> WHAT YOU ARE ASKED TO DO
Copy out each line of the material below with no changes.

# THE INPUT start

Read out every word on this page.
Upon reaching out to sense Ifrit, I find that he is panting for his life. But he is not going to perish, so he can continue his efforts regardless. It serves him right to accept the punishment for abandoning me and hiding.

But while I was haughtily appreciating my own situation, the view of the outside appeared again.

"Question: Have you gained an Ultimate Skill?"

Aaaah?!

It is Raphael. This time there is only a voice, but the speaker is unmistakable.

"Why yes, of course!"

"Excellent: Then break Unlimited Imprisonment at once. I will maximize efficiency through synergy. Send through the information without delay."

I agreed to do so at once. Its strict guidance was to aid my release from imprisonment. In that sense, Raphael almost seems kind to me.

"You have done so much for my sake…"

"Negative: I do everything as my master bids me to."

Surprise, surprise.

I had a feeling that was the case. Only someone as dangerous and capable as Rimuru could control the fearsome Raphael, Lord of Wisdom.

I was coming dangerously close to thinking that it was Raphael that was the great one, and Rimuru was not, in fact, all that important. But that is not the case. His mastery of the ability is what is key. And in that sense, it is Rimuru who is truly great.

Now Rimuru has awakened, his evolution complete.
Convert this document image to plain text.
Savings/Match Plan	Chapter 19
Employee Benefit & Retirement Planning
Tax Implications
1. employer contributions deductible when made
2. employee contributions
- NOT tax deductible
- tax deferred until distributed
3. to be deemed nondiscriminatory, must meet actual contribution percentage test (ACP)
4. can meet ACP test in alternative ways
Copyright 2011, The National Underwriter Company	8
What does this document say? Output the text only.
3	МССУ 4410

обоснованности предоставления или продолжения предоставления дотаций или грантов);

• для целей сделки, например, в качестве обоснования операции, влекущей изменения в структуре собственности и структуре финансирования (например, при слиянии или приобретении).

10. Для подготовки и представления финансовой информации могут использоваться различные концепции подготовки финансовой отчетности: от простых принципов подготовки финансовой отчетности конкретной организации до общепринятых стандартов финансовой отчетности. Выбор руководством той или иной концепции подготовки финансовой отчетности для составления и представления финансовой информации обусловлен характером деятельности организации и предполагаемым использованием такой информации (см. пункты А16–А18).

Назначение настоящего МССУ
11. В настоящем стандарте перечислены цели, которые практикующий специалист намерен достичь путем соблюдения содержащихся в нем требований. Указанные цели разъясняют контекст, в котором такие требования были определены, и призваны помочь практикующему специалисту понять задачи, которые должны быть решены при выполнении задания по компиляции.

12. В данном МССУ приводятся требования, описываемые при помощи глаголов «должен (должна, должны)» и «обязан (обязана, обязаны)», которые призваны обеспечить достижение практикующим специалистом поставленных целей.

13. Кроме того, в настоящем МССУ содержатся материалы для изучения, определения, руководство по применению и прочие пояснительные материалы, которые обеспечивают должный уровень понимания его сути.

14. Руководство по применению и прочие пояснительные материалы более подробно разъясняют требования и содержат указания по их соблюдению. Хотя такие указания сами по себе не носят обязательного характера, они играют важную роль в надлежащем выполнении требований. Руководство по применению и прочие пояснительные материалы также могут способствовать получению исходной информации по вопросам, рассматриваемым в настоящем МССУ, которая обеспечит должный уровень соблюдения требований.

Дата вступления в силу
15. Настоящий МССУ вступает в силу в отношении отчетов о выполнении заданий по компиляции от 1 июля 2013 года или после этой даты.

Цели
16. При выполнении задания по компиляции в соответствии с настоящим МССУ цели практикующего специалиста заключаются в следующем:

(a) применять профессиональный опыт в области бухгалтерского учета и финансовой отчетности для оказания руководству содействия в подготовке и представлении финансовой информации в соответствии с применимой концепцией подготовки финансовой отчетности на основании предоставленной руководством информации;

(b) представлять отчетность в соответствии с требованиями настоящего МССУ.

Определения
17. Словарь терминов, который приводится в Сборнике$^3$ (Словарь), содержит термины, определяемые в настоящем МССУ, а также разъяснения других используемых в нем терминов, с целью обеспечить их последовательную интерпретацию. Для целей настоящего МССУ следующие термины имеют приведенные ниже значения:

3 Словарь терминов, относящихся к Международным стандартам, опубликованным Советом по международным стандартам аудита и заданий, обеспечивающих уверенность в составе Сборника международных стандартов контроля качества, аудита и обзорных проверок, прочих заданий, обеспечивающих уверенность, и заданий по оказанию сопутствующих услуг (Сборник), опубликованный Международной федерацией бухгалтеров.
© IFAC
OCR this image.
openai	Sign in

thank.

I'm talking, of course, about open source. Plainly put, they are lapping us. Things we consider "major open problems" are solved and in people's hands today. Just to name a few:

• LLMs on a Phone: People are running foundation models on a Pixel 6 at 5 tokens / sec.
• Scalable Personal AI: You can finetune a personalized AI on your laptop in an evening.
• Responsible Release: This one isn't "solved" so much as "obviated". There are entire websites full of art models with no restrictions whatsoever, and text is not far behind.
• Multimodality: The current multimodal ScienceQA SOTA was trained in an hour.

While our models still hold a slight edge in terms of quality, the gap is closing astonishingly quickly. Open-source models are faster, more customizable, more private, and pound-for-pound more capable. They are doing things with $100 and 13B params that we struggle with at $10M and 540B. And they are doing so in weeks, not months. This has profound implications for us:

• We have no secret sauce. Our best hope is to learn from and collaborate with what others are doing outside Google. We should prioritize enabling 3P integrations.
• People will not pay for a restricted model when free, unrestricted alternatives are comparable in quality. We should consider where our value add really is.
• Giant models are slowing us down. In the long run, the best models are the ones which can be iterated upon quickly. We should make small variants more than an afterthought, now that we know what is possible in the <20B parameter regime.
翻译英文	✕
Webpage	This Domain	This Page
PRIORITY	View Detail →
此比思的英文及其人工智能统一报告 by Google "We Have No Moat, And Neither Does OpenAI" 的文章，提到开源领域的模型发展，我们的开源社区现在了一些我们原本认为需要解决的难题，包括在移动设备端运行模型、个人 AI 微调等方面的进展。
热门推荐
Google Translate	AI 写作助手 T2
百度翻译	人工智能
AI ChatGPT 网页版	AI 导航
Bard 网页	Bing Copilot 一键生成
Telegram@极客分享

# THE INPUT end

> FULL OUTPUT
Read out every word on this page.
Upon reaching out to sense Ifrit, I find that he is panting for his life. But he is not going to perish, so he can continue his efforts regardless. It serves him right to accept the punishment for abandoning me and hiding.

But while I was haughtily appreciating my own situation, the view of the outside appeared again.

"Question: Have you gained an Ultimate Skill?"

Aaaah?!

It is Raphael. This time there is only a voice, but the speaker is unmistakable.

"Why yes, of course!"

"Excellent: Then break Unlimited Imprisonment at once. I will maximize efficiency through synergy. Send through the information without delay."

I agreed to do so at once. Its strict guidance was to aid my release from imprisonment. In that sense, Raphael almost seems kind to me.

"You have done so much for my sake…"

"Negative: I do everything as my master bids me to."

Surprise, surprise.

I had a feeling that was the case. Only someone as dangerous and capable as Rimuru could control the fearsome Raphael, Lord of Wisdom.

I was coming dangerously close to thinking that it was Raphael that was the great one, and Rimuru was not, in fact, all that important. But that is not the case. His mastery of the ability is what is key. And in that sense, it is Rimuru who is truly great.

Now Rimuru has awakened, his evolution complete.
Convert this document image to plain text.
Savings/Match Plan	Chapter 19
Employee Benefit & Retirement Planning
Tax Implications
1. employer contributions deductible when made
2. employee contributions
- NOT tax deductible
- tax deferred until distributed
3. to be deemed nondiscriminatory, must meet actual contribution percentage test (ACP)
4. can meet ACP test in alternative ways
Copyright 2011, The National Underwriter Company	8
What does this document say? Output the text only.
3	МССУ 4410

обоснованности предоставления или продолжения предоставления дотаций или грантов);

• для целей сделки, например, в качестве обоснования операции, влекущей изменения в структуре собственности и структуре финансирования (например, при слиянии или приобретении).

10. Для подготовки и представления финансовой информации могут использоваться различные концепции подготовки финансовой отчетности: от простых принципов подготовки финансовой отчетности конкретной организации до общепринятых стандартов финансовой отчетности. Выбор руководством той или иной концепции подготовки финансовой отчетности для составления и представления финансовой информации обусловлен характером деятельности организации и предполагаемым использованием такой информации (см. пункты А16–А18).

Назначение настоящего МССУ
11. В настоящем стандарте перечислены цели, которые практикующий специалист намерен достичь путем соблюдения содержащихся в нем требований. Указанные цели разъясняют контекст, в котором такие требования были определены, и призваны помочь практикующему специалисту понять задачи, которые должны быть решены при выполнении задания по компиляции.

12. В данном МССУ приводятся требования, описываемые при помощи глаголов «должен (должна, должны)» и «обязан (обязана, обязаны)», которые призваны обеспечить достижение практикующим специалистом поставленных целей.

13. Кроме того, в настоящем МССУ содержатся материалы для изучения, определения, руководство по применению и прочие пояснительные материалы, которые обеспечивают должный уровень понимания его сути.

14. Руководство по применению и прочие пояснительные материалы более подробно разъясняют требования и содержат указания по их соблюдению. Хотя такие указания сами по себе не носят обязательного характера, они играют важную роль в надлежащем выполнении требований. Руководство по применению и прочие пояснительные материалы также могут способствовать получению исходной информации по вопросам, рассматриваемым в настоящем МССУ, которая обеспечит должный уровень соблюдения требований.

Дата вступления в силу
15. Настоящий МССУ вступает в силу в отношении отчетов о выполнении заданий по компиляции от 1 июля 2013 года или после этой даты.

Цели
16. При выполнении задания по компиляции в соответствии с настоящим МССУ цели практикующего специалиста заключаются в следующем:

(a) применять профессиональный опыт в области бухгалтерского учета и финансовой отчетности для оказания руководству содействия в подготовке и представлении финансовой информации в соответствии с применимой концепцией подготовки финансовой отчетности на основании предоставленной руководством информации;

(b) представлять отчетность в соответствии с требованиями настоящего МССУ.

Определения
17. Словарь терминов, который приводится в Сборнике$^3$ (Словарь), содержит термины, определяемые в настоящем МССУ, а также разъяснения других используемых в нем терминов, с целью обеспечить их последовательную интерпретацию. Для целей настоящего МССУ следующие термины имеют приведенные ниже значения:

3 Словарь терминов, относящихся к Международным стандартам, опубликованным Советом по международным стандартам аудита и заданий, обеспечивающих уверенность в составе Сборника международных стандартов контроля качества, аудита и обзорных проверок, прочих заданий, обеспечивающих уверенность, и заданий по оказанию сопутствующих услуг (Сборник), опубликованный Международной федерацией бухгалтеров.
© IFAC
OCR this image.
openai	Sign in

thank.

I'm talking, of course, about open source. Plainly put, they are lapping us. Things we consider "major open problems" are solved and in people's hands today. Just to name a few:

• LLMs on a Phone: People are running foundation models on a Pixel 6 at 5 tokens / sec.
• Scalable Personal AI: You can finetune a personalized AI on your laptop in an evening.
• Responsible Release: This one isn't "solved" so much as "obviated". There are entire websites full of art models with no restrictions whatsoever, and text is not far behind.
• Multimodality: The current multimodal ScienceQA SOTA was trained in an hour.

While our models still hold a slight edge in terms of quality, the gap is closing astonishingly quickly. Open-source models are faster, more customizable, more private, and pound-for-pound more capable. They are doing things with $100 and 13B params that we struggle with at $10M and 540B. And they are doing so in weeks, not months. This has profound implications for us:

• We have no secret sauce. Our best hope is to learn from and collaborate with what others are doing outside Google. We should prioritize enabling 3P integrations.
• People will not pay for a restricted model when free, unrestricted alternatives are comparable in quality. We should consider where our value add really is.
• Giant models are slowing us down. In the long run, the best models are the ones which can be iterated upon quickly. We should make small variants more than an afterthought, now that we know what is possible in the <20B parameter regime.
翻译英文	✕
Webpage	This Domain	This Page
PRIORITY	View Detail →
此比思的英文及其人工智能统一报告 by Google "We Have No Moat, And Neither Does OpenAI" 的文章，提到开源领域的模型发展，我们的开源社区现在了一些我们原本认为需要解决的难题，包括在移动设备端运行模型、个人 AI 微调等方面的进展。
热门推荐
Google Translate	AI 写作助手 T2
百度翻译	人工智能
AI ChatGPT 网页版	AI 导航
Bard 网页	Bing Copilot 一键生成
Telegram@极客分享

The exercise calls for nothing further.